* **Given exercise**
With the pictures left out, copy the listing below exactly.

* **Items from a figure collection**
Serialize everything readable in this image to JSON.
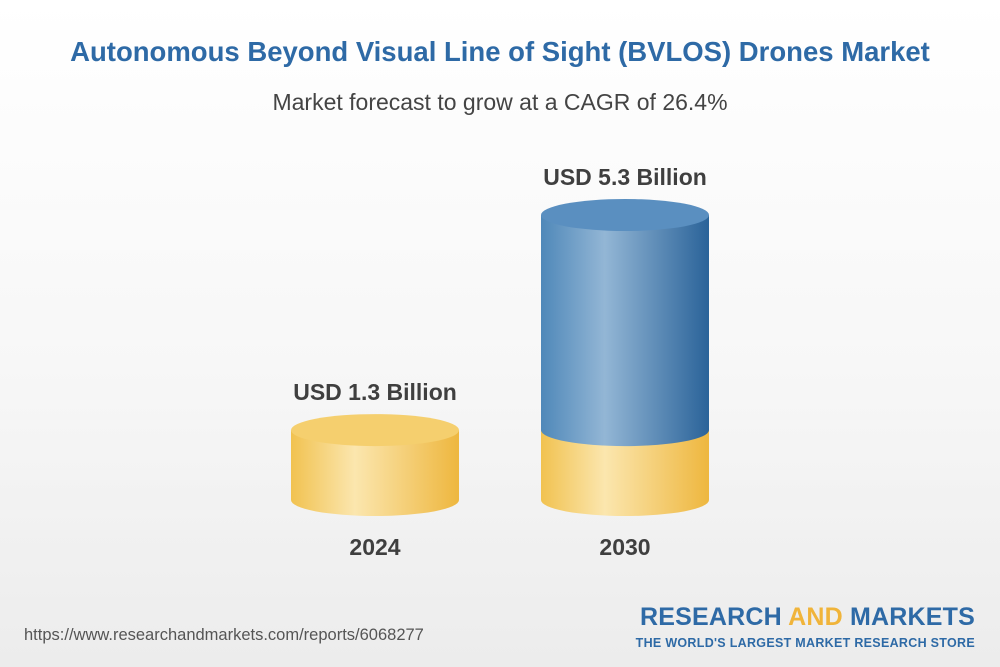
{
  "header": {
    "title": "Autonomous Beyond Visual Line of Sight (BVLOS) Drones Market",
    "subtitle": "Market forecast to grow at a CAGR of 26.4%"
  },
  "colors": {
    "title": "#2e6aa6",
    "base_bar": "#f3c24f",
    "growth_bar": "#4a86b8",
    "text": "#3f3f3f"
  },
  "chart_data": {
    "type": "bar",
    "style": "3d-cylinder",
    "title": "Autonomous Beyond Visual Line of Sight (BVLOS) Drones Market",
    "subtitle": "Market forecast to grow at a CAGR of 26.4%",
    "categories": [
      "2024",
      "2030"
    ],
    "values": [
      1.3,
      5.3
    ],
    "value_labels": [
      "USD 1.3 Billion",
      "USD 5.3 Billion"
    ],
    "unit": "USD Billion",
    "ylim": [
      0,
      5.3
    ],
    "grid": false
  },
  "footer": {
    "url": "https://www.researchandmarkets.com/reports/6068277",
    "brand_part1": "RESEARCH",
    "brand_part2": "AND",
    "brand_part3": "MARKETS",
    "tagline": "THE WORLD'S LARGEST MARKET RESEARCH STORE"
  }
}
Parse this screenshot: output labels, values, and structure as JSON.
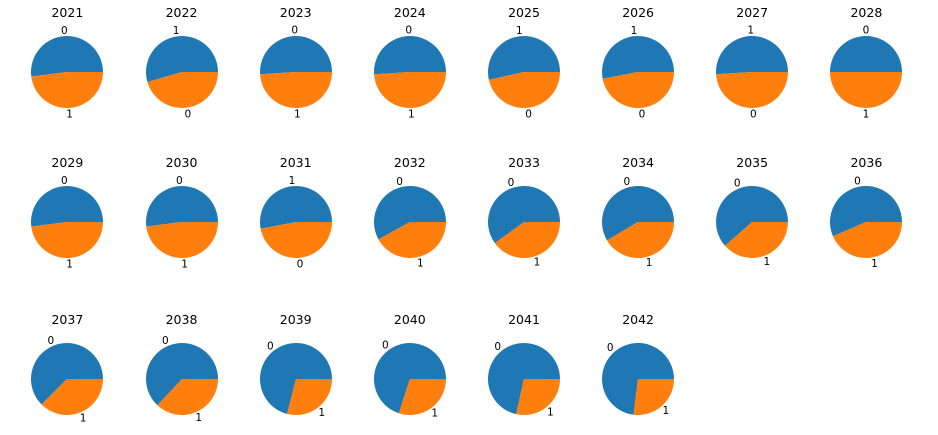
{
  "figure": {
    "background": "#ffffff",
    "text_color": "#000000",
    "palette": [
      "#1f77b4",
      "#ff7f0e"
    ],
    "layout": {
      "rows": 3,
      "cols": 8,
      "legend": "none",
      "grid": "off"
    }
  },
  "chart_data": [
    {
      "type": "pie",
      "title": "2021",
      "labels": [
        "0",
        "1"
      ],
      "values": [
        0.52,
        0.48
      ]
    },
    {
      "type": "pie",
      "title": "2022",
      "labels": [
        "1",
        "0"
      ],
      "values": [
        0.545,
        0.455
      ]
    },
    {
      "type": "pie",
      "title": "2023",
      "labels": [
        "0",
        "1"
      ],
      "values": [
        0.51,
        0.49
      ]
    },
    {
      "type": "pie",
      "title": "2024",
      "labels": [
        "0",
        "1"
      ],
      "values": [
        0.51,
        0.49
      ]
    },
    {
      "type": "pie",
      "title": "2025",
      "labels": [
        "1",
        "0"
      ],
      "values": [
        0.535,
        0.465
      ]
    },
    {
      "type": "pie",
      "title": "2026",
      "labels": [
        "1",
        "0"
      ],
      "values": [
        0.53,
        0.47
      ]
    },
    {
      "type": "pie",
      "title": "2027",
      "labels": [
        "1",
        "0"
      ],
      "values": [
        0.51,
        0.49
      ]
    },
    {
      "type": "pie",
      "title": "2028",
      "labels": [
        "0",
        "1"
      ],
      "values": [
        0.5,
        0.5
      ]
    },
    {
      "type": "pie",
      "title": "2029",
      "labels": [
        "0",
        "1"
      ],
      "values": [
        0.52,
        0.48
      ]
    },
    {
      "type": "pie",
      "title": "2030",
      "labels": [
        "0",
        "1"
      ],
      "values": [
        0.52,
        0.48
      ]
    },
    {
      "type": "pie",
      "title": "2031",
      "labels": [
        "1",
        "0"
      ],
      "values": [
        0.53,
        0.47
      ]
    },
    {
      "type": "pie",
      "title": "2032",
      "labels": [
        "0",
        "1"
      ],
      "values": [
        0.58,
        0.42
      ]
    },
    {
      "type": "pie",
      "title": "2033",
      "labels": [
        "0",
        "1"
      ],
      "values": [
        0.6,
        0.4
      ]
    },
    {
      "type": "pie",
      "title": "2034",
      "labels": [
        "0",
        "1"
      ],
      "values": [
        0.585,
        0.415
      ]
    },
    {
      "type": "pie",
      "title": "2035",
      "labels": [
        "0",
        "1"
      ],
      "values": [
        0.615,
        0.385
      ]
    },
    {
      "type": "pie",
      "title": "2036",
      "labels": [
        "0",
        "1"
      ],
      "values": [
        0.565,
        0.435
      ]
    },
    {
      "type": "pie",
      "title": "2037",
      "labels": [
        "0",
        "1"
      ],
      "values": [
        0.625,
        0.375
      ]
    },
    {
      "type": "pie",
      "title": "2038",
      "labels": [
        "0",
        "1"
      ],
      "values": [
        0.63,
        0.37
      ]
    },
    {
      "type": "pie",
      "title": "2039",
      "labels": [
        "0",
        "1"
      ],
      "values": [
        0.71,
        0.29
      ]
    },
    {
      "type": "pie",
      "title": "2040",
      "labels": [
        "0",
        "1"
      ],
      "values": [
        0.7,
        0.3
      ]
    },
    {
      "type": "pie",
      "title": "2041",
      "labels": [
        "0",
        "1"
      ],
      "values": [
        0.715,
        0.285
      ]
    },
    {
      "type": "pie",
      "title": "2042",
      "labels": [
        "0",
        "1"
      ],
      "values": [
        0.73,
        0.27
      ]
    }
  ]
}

* **Result of the exercise**
Serialize everything readable in this image to JSON.
{
  "header": {
    "title": "Autonomous Beyond Visual Line of Sight (BVLOS) Drones Market",
    "subtitle": "Market forecast to grow at a CAGR of 26.4%"
  },
  "colors": {
    "title": "#2e6aa6",
    "base_bar": "#f3c24f",
    "growth_bar": "#4a86b8",
    "text": "#3f3f3f"
  },
  "chart_data": {
    "type": "bar",
    "style": "3d-cylinder",
    "title": "Autonomous Beyond Visual Line of Sight (BVLOS) Drones Market",
    "subtitle": "Market forecast to grow at a CAGR of 26.4%",
    "categories": [
      "2024",
      "2030"
    ],
    "values": [
      1.3,
      5.3
    ],
    "value_labels": [
      "USD 1.3 Billion",
      "USD 5.3 Billion"
    ],
    "unit": "USD Billion",
    "ylim": [
      0,
      5.3
    ],
    "grid": false
  },
  "footer": {
    "url": "https://www.researchandmarkets.com/reports/6068277",
    "brand_part1": "RESEARCH",
    "brand_part2": "AND",
    "brand_part3": "MARKETS",
    "tagline": "THE WORLD'S LARGEST MARKET RESEARCH STORE"
  }
}
Parse this screenshot: output labels, values, and structure as JSON.
{
  "figure": {
    "background": "#ffffff",
    "text_color": "#000000",
    "palette": [
      "#1f77b4",
      "#ff7f0e"
    ],
    "layout": {
      "rows": 3,
      "cols": 8,
      "legend": "none",
      "grid": "off"
    }
  },
  "chart_data": [
    {
      "type": "pie",
      "title": "2021",
      "labels": [
        "0",
        "1"
      ],
      "values": [
        0.52,
        0.48
      ]
    },
    {
      "type": "pie",
      "title": "2022",
      "labels": [
        "1",
        "0"
      ],
      "values": [
        0.545,
        0.455
      ]
    },
    {
      "type": "pie",
      "title": "2023",
      "labels": [
        "0",
        "1"
      ],
      "values": [
        0.51,
        0.49
      ]
    },
    {
      "type": "pie",
      "title": "2024",
      "labels": [
        "0",
        "1"
      ],
      "values": [
        0.51,
        0.49
      ]
    },
    {
      "type": "pie",
      "title": "2025",
      "labels": [
        "1",
        "0"
      ],
      "values": [
        0.535,
        0.465
      ]
    },
    {
      "type": "pie",
      "title": "2026",
      "labels": [
        "1",
        "0"
      ],
      "values": [
        0.53,
        0.47
      ]
    },
    {
      "type": "pie",
      "title": "2027",
      "labels": [
        "1",
        "0"
      ],
      "values": [
        0.51,
        0.49
      ]
    },
    {
      "type": "pie",
      "title": "2028",
      "labels": [
        "0",
        "1"
      ],
      "values": [
        0.5,
        0.5
      ]
    },
    {
      "type": "pie",
      "title": "2029",
      "labels": [
        "0",
        "1"
      ],
      "values": [
        0.52,
        0.48
      ]
    },
    {
      "type": "pie",
      "title": "2030",
      "labels": [
        "0",
        "1"
      ],
      "values": [
        0.52,
        0.48
      ]
    },
    {
      "type": "pie",
      "title": "2031",
      "labels": [
        "1",
        "0"
      ],
      "values": [
        0.53,
        0.47
      ]
    },
    {
      "type": "pie",
      "title": "2032",
      "labels": [
        "0",
        "1"
      ],
      "values": [
        0.58,
        0.42
      ]
    },
    {
      "type": "pie",
      "title": "2033",
      "labels": [
        "0",
        "1"
      ],
      "values": [
        0.6,
        0.4
      ]
    },
    {
      "type": "pie",
      "title": "2034",
      "labels": [
        "0",
        "1"
      ],
      "values": [
        0.585,
        0.415
      ]
    },
    {
      "type": "pie",
      "title": "2035",
      "labels": [
        "0",
        "1"
      ],
      "values": [
        0.615,
        0.385
      ]
    },
    {
      "type": "pie",
      "title": "2036",
      "labels": [
        "0",
        "1"
      ],
      "values": [
        0.565,
        0.435
      ]
    },
    {
      "type": "pie",
      "title": "2037",
      "labels": [
        "0",
        "1"
      ],
      "values": [
        0.625,
        0.375
      ]
    },
    {
      "type": "pie",
      "title": "2038",
      "labels": [
        "0",
        "1"
      ],
      "values": [
        0.63,
        0.37
      ]
    },
    {
      "type": "pie",
      "title": "2039",
      "labels": [
        "0",
        "1"
      ],
      "values": [
        0.71,
        0.29
      ]
    },
    {
      "type": "pie",
      "title": "2040",
      "labels": [
        "0",
        "1"
      ],
      "values": [
        0.7,
        0.3
      ]
    },
    {
      "type": "pie",
      "title": "2041",
      "labels": [
        "0",
        "1"
      ],
      "values": [
        0.715,
        0.285
      ]
    },
    {
      "type": "pie",
      "title": "2042",
      "labels": [
        "0",
        "1"
      ],
      "values": [
        0.73,
        0.27
      ]
    }
  ]
}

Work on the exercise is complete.